-- Begin MATERIALS PROVIDED --

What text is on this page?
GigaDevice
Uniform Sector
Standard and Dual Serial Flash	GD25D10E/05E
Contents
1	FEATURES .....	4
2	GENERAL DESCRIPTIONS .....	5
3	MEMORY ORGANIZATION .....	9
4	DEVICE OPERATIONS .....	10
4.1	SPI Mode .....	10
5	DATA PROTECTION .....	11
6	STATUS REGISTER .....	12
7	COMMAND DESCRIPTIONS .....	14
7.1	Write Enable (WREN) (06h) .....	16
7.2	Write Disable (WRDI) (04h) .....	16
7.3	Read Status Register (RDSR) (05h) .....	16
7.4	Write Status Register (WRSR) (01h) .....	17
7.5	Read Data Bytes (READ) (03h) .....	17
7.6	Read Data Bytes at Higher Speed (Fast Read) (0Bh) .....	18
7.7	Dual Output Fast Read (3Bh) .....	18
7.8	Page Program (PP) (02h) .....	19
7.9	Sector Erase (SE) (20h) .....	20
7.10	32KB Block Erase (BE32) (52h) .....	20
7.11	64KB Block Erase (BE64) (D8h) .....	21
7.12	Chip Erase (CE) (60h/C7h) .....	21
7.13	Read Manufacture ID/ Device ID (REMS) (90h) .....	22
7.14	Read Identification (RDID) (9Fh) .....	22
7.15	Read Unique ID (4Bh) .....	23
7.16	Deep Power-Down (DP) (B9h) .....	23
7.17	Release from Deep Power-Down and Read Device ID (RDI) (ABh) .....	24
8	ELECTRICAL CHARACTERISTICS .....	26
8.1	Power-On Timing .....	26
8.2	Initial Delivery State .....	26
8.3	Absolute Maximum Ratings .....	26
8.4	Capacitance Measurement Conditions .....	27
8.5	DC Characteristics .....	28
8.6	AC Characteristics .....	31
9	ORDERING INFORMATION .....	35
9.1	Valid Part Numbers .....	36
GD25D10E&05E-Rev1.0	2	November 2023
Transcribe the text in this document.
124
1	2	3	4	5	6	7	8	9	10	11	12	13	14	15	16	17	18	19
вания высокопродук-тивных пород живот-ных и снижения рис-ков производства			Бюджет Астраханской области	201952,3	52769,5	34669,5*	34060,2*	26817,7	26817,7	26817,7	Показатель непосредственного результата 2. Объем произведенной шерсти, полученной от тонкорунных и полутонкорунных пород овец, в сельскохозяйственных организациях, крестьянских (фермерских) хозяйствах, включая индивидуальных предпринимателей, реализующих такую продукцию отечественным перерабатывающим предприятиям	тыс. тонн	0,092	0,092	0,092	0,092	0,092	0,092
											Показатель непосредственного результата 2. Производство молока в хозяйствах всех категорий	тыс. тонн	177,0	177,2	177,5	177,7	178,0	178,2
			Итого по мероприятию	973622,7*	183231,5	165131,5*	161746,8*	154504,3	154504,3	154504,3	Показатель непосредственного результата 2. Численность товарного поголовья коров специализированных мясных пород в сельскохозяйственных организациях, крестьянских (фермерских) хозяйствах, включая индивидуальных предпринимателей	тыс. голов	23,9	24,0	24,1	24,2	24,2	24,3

-- End MATERIALS PROVIDED --

Set down all of the data above, word for word.

What text is on this page?
GigaDevice
Uniform Sector
Standard and Dual Serial Flash	GD25D10E/05E
Contents
1	FEATURES .....	4
2	GENERAL DESCRIPTIONS .....	5
3	MEMORY ORGANIZATION .....	9
4	DEVICE OPERATIONS .....	10
4.1	SPI Mode .....	10
5	DATA PROTECTION .....	11
6	STATUS REGISTER .....	12
7	COMMAND DESCRIPTIONS .....	14
7.1	Write Enable (WREN) (06h) .....	16
7.2	Write Disable (WRDI) (04h) .....	16
7.3	Read Status Register (RDSR) (05h) .....	16
7.4	Write Status Register (WRSR) (01h) .....	17
7.5	Read Data Bytes (READ) (03h) .....	17
7.6	Read Data Bytes at Higher Speed (Fast Read) (0Bh) .....	18
7.7	Dual Output Fast Read (3Bh) .....	18
7.8	Page Program (PP) (02h) .....	19
7.9	Sector Erase (SE) (20h) .....	20
7.10	32KB Block Erase (BE32) (52h) .....	20
7.11	64KB Block Erase (BE64) (D8h) .....	21
7.12	Chip Erase (CE) (60h/C7h) .....	21
7.13	Read Manufacture ID/ Device ID (REMS) (90h) .....	22
7.14	Read Identification (RDID) (9Fh) .....	22
7.15	Read Unique ID (4Bh) .....	23
7.16	Deep Power-Down (DP) (B9h) .....	23
7.17	Release from Deep Power-Down and Read Device ID (RDI) (ABh) .....	24
8	ELECTRICAL CHARACTERISTICS .....	26
8.1	Power-On Timing .....	26
8.2	Initial Delivery State .....	26
8.3	Absolute Maximum Ratings .....	26
8.4	Capacitance Measurement Conditions .....	27
8.5	DC Characteristics .....	28
8.6	AC Characteristics .....	31
9	ORDERING INFORMATION .....	35
9.1	Valid Part Numbers .....	36
GD25D10E&05E-Rev1.0	2	November 2023
Transcribe the text in this document.
124
1	2	3	4	5	6	7	8	9	10	11	12	13	14	15	16	17	18	19
вания высокопродук-тивных пород живот-ных и снижения рис-ков производства			Бюджет Астраханской области	201952,3	52769,5	34669,5*	34060,2*	26817,7	26817,7	26817,7	Показатель непосредственного результата 2. Объем произведенной шерсти, полученной от тонкорунных и полутонкорунных пород овец, в сельскохозяйственных организациях, крестьянских (фермерских) хозяйствах, включая индивидуальных предпринимателей, реализующих такую продукцию отечественным перерабатывающим предприятиям	тыс. тонн	0,092	0,092	0,092	0,092	0,092	0,092
											Показатель непосредственного результата 2. Производство молока в хозяйствах всех категорий	тыс. тонн	177,0	177,2	177,5	177,7	178,0	178,2
			Итого по мероприятию	973622,7*	183231,5	165131,5*	161746,8*	154504,3	154504,3	154504,3	Показатель непосредственного результата 2. Численность товарного поголовья коров специализированных мясных пород в сельскохозяйственных организациях, крестьянских (фермерских) хозяйствах, включая индивидуальных предпринимателей	тыс. голов	23,9	24,0	24,1	24,2	24,2	24,3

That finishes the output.